■ TASK REQUIREMENTS:
Filter the lines below, copying only those with the string "협력한다".

■ RAW RECORDS:

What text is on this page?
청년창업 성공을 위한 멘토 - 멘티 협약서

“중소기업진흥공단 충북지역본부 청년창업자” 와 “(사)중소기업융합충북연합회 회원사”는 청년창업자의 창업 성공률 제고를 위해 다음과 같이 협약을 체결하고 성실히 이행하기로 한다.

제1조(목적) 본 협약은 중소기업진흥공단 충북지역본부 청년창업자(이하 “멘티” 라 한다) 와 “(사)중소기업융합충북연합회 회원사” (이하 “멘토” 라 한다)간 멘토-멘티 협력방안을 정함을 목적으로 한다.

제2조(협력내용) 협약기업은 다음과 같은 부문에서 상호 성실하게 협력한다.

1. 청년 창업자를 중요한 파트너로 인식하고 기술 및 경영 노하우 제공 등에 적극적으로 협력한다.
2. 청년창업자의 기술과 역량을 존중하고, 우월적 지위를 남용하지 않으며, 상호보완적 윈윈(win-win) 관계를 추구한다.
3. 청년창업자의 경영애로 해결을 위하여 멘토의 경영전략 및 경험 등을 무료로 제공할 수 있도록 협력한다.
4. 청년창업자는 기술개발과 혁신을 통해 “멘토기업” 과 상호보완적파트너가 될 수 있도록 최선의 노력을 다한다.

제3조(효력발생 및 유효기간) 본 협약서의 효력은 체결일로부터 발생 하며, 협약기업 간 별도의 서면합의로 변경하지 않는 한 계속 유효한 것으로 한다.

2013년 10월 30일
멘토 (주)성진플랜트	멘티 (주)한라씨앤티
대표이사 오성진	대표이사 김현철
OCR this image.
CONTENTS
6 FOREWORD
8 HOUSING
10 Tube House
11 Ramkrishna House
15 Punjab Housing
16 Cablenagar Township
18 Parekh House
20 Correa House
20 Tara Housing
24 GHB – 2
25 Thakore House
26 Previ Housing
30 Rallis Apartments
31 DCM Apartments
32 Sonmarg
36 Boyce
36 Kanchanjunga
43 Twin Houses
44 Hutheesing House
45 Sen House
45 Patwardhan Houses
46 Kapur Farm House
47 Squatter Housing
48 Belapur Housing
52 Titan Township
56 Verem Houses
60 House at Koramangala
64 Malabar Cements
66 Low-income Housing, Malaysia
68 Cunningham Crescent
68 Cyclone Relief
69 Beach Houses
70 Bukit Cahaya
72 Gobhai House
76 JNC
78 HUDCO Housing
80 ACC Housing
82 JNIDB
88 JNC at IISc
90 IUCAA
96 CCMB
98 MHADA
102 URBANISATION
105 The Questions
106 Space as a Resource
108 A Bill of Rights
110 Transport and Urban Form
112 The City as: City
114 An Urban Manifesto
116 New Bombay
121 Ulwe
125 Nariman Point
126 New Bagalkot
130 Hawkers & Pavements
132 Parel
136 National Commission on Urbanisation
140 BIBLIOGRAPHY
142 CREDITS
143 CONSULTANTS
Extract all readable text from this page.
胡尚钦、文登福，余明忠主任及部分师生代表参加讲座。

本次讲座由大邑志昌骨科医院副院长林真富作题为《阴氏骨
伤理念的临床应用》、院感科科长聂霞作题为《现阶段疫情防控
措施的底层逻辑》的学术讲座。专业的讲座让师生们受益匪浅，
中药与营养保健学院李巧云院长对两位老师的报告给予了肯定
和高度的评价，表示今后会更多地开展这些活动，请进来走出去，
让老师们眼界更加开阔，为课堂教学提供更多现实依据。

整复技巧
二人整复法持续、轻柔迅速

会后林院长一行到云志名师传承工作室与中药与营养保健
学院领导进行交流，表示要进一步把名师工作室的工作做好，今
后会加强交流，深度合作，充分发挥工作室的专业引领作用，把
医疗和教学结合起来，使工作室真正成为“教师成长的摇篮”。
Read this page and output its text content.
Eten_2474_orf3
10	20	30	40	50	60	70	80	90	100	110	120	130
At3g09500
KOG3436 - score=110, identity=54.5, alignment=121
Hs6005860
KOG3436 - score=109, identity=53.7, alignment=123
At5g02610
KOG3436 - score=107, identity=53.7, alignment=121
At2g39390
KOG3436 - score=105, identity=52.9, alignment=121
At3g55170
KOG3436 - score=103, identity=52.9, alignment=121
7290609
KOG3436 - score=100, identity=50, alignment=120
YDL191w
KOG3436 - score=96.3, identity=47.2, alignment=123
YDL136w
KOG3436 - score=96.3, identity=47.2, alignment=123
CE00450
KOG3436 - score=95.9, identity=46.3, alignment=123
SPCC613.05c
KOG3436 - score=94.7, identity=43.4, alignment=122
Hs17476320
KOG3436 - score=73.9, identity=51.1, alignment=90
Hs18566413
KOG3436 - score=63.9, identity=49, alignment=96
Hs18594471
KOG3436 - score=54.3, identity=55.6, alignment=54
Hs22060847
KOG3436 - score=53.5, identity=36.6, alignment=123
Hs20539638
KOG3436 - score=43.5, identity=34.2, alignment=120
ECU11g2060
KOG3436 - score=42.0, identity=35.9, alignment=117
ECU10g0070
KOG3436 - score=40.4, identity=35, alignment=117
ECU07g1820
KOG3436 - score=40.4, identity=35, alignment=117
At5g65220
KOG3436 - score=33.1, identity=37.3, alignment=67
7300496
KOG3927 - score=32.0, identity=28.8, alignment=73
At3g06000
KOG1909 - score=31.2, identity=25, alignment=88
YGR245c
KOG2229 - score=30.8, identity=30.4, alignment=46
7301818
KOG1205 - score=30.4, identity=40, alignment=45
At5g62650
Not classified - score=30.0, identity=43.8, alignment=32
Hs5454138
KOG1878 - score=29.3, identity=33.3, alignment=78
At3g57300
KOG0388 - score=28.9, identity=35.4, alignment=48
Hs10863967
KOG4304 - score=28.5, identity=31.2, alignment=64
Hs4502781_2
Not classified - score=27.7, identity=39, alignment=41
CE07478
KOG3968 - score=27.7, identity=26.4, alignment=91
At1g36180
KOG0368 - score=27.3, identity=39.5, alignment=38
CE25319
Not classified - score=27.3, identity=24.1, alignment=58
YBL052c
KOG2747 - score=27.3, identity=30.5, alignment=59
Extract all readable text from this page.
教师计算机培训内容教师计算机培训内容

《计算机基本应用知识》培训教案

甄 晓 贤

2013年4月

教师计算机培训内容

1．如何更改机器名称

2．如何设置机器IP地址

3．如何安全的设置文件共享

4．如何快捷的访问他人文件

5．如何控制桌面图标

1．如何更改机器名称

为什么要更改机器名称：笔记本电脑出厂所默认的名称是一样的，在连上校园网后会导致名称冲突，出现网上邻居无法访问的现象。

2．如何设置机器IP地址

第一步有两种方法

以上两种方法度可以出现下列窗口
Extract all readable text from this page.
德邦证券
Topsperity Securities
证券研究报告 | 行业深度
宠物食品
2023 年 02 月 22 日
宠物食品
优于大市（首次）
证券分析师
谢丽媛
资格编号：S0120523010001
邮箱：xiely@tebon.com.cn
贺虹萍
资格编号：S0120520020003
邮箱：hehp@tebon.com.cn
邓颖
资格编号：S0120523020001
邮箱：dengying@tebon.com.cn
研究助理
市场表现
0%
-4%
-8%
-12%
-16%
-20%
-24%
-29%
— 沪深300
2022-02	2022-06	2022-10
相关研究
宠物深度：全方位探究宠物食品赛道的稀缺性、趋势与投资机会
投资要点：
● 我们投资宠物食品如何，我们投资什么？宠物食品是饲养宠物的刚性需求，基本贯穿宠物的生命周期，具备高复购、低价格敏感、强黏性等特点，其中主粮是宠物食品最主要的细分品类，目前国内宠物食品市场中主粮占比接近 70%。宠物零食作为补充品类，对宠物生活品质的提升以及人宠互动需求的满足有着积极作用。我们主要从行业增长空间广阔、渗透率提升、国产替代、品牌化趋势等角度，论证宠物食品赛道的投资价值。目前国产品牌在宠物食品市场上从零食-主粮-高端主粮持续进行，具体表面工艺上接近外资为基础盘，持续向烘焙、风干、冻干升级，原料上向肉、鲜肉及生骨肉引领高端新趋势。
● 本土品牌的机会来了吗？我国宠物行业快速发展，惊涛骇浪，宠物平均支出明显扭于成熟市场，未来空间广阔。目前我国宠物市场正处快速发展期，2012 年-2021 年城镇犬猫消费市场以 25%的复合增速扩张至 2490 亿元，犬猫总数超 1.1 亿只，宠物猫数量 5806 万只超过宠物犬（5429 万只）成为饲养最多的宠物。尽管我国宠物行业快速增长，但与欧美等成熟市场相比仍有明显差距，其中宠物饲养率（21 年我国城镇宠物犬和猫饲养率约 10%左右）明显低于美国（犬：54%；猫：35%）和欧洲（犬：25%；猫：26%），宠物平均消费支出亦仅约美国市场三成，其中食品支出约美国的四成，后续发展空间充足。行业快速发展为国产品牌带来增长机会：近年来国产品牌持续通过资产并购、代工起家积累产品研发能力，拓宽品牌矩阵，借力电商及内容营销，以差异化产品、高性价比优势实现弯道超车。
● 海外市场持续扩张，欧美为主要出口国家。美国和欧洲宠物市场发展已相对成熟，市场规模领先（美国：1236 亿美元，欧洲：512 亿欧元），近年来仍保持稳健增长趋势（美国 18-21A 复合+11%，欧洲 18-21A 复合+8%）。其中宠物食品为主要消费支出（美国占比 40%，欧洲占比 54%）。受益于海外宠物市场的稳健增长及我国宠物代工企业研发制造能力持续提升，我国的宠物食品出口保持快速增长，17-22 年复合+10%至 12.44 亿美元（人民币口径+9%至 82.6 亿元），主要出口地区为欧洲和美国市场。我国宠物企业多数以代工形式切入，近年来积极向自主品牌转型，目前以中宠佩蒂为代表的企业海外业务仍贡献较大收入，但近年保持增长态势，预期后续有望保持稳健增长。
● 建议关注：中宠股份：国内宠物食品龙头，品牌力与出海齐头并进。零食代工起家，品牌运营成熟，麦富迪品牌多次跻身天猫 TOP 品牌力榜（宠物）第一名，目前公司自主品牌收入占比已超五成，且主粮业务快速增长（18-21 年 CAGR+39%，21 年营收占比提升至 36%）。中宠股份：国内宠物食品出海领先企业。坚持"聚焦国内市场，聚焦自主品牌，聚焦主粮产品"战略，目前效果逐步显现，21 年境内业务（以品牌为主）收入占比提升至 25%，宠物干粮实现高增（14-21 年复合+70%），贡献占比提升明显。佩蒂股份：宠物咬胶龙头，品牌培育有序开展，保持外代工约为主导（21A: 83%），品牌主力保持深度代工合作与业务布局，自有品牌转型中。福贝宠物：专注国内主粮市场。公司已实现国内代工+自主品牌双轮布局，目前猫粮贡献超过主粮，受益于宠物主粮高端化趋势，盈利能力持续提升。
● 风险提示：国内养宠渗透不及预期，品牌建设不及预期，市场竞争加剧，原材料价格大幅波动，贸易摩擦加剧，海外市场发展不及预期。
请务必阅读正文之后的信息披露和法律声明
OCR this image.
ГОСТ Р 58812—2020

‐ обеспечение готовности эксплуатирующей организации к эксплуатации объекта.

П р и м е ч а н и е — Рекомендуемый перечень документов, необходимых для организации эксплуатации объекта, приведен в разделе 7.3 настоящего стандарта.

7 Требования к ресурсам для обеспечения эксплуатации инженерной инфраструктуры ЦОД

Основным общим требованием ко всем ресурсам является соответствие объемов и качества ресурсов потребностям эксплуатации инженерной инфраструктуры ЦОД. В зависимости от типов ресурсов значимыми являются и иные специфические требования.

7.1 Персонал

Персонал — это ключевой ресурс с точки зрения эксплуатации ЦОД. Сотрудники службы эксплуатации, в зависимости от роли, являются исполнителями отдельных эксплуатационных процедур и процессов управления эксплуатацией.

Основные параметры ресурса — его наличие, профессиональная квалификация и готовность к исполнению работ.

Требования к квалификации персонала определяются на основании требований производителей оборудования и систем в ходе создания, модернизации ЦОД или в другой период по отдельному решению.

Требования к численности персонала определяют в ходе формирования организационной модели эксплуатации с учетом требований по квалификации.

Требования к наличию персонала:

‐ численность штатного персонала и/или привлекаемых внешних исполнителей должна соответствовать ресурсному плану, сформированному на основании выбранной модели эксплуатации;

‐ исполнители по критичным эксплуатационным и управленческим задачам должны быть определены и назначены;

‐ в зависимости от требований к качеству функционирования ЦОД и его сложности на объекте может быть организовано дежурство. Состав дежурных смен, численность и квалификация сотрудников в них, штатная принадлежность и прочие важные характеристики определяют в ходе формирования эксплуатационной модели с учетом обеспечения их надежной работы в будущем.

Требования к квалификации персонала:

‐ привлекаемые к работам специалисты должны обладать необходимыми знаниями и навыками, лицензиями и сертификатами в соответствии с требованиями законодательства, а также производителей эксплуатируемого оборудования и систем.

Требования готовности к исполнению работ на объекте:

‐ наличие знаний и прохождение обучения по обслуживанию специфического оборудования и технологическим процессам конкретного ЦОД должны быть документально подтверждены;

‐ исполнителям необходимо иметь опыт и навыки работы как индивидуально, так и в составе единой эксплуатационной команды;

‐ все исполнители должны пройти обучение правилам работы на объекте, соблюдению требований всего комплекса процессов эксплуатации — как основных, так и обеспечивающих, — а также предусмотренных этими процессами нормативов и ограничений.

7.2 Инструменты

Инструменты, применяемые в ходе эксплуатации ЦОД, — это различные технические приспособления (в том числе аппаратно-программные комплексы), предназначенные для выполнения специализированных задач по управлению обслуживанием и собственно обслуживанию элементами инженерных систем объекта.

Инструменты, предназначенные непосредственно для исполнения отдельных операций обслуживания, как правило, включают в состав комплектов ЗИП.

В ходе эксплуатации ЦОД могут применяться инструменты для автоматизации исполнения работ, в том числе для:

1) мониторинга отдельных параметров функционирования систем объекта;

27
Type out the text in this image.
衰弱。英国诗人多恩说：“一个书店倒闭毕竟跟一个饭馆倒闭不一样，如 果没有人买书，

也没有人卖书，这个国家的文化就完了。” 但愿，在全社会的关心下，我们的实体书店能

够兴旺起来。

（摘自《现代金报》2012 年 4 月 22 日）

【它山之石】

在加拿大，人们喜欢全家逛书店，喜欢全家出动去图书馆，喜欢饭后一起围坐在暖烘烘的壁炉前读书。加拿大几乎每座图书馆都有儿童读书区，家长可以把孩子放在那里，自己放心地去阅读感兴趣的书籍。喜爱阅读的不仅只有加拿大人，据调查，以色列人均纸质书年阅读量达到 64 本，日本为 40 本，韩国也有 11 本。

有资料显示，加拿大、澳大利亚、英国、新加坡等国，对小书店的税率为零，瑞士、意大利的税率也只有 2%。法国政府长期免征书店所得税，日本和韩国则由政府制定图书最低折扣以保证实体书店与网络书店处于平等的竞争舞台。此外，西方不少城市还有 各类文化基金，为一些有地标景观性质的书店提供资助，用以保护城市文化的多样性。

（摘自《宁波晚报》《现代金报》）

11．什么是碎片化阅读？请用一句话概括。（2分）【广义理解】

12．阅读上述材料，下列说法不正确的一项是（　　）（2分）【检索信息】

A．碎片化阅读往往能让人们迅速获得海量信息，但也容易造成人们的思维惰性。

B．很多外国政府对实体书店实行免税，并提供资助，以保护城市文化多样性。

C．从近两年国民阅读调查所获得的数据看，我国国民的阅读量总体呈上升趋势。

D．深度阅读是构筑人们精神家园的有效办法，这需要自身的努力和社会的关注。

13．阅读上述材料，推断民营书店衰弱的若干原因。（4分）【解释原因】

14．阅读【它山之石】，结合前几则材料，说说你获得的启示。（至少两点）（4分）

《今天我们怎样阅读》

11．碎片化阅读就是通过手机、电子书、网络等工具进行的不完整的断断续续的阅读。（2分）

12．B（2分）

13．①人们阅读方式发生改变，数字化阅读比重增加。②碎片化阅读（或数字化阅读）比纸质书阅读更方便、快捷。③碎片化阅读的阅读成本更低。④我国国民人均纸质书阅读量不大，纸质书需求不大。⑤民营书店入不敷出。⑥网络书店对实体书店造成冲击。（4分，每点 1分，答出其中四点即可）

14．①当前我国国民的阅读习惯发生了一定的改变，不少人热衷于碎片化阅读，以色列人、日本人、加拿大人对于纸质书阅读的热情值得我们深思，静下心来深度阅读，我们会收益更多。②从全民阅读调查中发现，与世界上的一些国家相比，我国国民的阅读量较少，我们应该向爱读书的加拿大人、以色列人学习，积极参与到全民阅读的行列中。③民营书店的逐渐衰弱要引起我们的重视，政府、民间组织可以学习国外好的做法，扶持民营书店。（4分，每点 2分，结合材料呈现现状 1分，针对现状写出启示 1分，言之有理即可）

■ THE REPLY:
제2조(협력내용) 협약기업은 다음과 같은 부문에서 상호 성실하게 협력한다.
1. 청년 창업자를 중요한 파트너로 인식하고 기술 및 경영 노하우 제공 등에 적극적으로 협력한다.
3. 청년창업자의 경영애로 해결을 위하여 멘토의 경영전략 및 경험 등을 무료로 제공할 수 있도록 협력한다.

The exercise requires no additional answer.